— Exercise goal —
Filter the entries that follow, copying every line in which the word "create" appears.

— Working data —
□ □ □ □
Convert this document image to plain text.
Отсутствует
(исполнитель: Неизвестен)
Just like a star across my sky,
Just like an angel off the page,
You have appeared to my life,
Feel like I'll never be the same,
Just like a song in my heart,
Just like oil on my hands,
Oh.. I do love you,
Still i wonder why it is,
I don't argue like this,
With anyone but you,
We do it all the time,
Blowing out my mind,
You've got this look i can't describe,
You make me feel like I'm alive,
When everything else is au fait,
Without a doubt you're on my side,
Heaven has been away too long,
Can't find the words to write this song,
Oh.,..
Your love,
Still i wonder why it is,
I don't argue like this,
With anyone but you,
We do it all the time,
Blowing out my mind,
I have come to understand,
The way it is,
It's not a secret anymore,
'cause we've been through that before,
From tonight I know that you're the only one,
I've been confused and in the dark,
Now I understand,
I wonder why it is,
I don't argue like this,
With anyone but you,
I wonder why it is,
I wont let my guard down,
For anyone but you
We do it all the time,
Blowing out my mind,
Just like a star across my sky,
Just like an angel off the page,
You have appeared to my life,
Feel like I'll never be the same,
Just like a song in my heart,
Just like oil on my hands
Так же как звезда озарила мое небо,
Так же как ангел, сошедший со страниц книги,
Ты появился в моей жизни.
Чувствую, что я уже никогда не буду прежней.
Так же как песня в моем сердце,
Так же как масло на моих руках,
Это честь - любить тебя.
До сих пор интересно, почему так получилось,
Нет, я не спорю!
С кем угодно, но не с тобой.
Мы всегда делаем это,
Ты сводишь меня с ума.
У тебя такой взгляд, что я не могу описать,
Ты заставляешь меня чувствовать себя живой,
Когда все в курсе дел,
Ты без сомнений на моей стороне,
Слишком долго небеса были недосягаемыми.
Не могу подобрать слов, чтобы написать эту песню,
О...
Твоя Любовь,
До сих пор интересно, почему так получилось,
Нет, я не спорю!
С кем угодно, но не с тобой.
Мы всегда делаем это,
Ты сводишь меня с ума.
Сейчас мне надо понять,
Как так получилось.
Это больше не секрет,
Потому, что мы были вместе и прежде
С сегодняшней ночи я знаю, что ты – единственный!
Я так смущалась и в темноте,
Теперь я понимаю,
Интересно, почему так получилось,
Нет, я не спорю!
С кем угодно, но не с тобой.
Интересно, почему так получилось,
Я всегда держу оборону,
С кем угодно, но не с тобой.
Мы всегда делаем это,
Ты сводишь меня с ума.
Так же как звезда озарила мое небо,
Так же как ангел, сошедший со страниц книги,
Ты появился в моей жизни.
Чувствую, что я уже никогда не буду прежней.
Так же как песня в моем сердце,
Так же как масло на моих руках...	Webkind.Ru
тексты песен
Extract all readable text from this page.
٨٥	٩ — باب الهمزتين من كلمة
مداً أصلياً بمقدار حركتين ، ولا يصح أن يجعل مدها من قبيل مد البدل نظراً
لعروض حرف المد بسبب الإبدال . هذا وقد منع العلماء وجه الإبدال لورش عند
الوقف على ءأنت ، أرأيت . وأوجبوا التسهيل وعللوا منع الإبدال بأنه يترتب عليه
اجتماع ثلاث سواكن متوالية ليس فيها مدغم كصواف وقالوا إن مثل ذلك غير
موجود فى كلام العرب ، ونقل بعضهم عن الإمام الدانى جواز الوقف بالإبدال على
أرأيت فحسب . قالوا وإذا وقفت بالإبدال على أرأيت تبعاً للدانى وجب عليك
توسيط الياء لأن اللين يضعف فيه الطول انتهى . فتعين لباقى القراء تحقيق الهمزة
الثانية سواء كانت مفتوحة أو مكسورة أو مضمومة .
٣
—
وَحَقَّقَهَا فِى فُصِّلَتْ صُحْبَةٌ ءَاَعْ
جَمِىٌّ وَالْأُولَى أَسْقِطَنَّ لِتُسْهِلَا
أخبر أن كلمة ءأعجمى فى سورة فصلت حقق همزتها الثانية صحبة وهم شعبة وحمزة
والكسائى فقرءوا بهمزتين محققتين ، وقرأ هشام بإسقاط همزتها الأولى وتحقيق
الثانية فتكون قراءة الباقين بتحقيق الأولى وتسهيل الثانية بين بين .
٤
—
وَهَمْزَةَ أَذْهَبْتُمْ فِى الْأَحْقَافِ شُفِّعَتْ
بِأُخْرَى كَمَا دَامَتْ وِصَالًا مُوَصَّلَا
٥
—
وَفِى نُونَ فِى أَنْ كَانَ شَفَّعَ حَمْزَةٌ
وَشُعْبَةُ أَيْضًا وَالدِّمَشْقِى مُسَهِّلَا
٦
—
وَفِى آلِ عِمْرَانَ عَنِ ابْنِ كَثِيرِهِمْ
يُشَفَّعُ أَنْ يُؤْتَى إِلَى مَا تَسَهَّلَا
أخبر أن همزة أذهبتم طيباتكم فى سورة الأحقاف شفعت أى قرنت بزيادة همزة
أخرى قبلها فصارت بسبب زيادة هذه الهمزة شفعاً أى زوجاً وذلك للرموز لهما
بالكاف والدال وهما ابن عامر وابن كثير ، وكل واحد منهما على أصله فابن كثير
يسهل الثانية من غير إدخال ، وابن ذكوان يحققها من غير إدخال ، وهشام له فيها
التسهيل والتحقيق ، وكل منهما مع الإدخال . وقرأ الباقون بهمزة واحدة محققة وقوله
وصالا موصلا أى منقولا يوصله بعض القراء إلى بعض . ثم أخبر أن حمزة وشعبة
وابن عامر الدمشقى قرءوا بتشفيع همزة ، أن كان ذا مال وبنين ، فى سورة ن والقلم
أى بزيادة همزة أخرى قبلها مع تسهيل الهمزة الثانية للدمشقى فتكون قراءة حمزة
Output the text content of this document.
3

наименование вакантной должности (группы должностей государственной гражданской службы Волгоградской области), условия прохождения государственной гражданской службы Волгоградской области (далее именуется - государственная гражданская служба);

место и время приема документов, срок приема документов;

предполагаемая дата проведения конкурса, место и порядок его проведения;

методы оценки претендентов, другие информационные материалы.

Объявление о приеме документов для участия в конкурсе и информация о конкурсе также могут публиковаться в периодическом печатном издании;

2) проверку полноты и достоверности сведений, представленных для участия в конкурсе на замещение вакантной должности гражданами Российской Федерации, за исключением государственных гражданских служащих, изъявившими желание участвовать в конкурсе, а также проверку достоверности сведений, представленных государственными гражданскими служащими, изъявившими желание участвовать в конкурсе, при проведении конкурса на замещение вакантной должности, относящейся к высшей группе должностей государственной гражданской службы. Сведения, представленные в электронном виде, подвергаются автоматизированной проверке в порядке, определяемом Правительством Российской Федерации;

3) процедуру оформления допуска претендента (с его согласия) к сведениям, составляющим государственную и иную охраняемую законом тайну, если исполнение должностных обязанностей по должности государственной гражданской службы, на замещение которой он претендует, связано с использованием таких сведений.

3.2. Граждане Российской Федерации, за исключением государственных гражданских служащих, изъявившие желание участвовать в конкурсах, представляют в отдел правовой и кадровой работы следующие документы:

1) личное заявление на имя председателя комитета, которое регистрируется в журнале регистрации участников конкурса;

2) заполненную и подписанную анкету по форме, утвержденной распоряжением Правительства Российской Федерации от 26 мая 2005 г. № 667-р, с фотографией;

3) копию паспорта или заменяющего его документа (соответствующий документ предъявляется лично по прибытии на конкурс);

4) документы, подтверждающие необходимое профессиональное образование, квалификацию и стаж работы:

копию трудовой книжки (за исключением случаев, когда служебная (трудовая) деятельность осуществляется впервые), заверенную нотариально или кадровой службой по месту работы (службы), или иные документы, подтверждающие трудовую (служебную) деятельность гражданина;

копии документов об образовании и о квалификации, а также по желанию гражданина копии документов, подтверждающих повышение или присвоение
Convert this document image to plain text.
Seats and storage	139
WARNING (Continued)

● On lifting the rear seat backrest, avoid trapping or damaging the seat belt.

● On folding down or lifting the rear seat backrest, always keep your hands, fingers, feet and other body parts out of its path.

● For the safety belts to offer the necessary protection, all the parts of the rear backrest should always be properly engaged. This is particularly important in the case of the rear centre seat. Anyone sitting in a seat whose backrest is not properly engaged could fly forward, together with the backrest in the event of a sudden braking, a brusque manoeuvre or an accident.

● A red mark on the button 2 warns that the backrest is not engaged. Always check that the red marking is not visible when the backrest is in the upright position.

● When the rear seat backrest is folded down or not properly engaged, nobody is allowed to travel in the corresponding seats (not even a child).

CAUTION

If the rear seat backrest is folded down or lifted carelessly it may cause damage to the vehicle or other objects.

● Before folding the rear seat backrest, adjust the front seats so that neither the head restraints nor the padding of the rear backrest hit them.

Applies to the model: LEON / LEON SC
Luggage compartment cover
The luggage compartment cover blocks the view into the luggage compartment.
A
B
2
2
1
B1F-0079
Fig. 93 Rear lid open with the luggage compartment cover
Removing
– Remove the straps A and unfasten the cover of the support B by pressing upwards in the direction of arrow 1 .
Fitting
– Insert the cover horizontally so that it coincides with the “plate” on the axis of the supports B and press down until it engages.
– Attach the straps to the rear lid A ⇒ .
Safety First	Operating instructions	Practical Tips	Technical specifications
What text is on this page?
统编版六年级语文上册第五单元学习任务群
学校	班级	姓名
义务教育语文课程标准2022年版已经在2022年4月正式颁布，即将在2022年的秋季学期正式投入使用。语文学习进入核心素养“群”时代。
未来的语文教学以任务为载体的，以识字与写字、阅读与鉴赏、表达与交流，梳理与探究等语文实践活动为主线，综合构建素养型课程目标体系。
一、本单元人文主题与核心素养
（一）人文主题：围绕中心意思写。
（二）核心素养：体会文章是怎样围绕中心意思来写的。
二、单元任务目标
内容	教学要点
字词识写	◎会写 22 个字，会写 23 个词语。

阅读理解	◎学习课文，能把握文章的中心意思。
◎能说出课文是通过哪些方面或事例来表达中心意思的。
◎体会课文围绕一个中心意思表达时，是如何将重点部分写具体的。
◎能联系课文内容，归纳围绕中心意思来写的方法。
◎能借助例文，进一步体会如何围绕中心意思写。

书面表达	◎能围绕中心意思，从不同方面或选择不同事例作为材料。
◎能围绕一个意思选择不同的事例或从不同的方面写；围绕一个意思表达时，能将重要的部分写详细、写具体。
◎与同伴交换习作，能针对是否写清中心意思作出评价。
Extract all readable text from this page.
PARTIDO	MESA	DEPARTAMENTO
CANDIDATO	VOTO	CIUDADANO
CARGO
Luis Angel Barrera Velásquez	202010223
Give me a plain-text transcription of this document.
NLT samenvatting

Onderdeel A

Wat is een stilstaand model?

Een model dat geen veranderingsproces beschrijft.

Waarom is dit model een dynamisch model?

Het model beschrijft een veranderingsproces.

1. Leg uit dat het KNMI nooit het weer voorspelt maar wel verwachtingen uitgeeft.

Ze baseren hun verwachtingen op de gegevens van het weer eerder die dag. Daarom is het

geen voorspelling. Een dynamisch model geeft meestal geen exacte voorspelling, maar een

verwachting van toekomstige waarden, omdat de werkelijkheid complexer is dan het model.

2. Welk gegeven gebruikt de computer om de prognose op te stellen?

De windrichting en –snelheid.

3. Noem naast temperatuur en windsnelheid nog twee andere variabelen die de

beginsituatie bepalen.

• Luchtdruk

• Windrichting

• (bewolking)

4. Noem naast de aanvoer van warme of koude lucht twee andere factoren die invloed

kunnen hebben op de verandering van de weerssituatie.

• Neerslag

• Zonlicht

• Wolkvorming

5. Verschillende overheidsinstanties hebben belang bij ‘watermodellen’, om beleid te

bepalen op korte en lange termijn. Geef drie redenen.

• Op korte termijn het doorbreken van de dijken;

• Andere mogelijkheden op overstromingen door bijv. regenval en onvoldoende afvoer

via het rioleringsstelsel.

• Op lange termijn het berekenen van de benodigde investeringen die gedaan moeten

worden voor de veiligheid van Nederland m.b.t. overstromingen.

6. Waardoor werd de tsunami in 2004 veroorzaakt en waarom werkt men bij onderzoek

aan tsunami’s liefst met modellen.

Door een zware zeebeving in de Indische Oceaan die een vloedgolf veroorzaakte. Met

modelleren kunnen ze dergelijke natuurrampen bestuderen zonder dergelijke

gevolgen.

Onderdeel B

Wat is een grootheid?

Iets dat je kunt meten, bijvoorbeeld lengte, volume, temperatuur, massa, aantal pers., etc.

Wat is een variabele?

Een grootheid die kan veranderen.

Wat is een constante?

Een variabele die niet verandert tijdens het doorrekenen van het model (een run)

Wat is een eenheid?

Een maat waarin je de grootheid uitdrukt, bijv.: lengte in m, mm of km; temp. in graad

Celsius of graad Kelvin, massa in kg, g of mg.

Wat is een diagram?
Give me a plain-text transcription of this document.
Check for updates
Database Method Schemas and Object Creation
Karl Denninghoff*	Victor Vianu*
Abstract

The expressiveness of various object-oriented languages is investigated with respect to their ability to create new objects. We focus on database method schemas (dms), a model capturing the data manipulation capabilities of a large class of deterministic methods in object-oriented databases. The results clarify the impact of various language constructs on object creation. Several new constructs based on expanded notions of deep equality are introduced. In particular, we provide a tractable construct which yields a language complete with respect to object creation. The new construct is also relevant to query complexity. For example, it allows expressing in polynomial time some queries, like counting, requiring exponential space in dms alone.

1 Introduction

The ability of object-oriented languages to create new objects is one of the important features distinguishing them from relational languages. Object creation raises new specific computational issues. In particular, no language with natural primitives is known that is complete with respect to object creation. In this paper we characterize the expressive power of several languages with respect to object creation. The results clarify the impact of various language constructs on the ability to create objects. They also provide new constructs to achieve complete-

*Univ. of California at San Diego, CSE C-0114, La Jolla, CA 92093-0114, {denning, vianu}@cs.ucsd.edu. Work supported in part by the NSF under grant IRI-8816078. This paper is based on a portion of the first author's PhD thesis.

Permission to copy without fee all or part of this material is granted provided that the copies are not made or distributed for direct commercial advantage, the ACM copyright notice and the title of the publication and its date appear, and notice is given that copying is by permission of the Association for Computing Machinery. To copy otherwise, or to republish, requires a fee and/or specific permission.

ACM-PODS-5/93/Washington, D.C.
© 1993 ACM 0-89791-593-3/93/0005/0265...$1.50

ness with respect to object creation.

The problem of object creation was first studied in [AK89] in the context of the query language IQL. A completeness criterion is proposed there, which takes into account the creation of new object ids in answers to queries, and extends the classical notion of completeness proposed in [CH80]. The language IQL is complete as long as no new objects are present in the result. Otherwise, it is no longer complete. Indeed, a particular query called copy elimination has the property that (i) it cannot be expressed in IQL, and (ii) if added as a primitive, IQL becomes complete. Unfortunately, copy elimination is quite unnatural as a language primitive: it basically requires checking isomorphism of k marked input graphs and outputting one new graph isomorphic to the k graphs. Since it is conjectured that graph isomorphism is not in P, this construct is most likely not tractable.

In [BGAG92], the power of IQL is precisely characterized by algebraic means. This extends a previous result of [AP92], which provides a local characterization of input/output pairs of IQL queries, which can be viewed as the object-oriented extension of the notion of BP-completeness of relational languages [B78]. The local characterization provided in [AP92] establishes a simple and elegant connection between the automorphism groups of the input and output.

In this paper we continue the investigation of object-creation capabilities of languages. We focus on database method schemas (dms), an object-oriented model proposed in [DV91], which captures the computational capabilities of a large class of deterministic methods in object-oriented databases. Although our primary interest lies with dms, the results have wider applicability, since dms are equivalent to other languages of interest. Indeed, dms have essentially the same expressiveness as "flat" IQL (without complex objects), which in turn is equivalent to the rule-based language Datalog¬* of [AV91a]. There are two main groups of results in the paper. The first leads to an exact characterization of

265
□ □ □ □
— Solution for this problem —
The expressiveness of various object-oriented languages is investigated with respect to their ability to create new objects. We focus on database method schemas (dms), a model capturing the data manipulation capabilities of a large class of deterministic methods in object-oriented databases. The results clarify the impact of various language constructs on object creation. Several new constructs based on expanded notions of deep equality are introduced. In particular, we provide a tractable construct which yields a language complete with respect to object creation. The new construct is also relevant to query complexity. For example, it allows expressing in polynomial time some queries, like counting, requiring exponential space in dms alone.
The ability of object-oriented languages to create new objects is one of the important features distinguishing them from relational languages. Object creation raises new specific computational issues. In particular, no language with natural primitives is known that is complete with respect to object creation. In this paper we characterize the expressive power of several languages with respect to object creation. The results clarify the impact of various language constructs on the ability to create objects. They also provide new constructs to achieve complete-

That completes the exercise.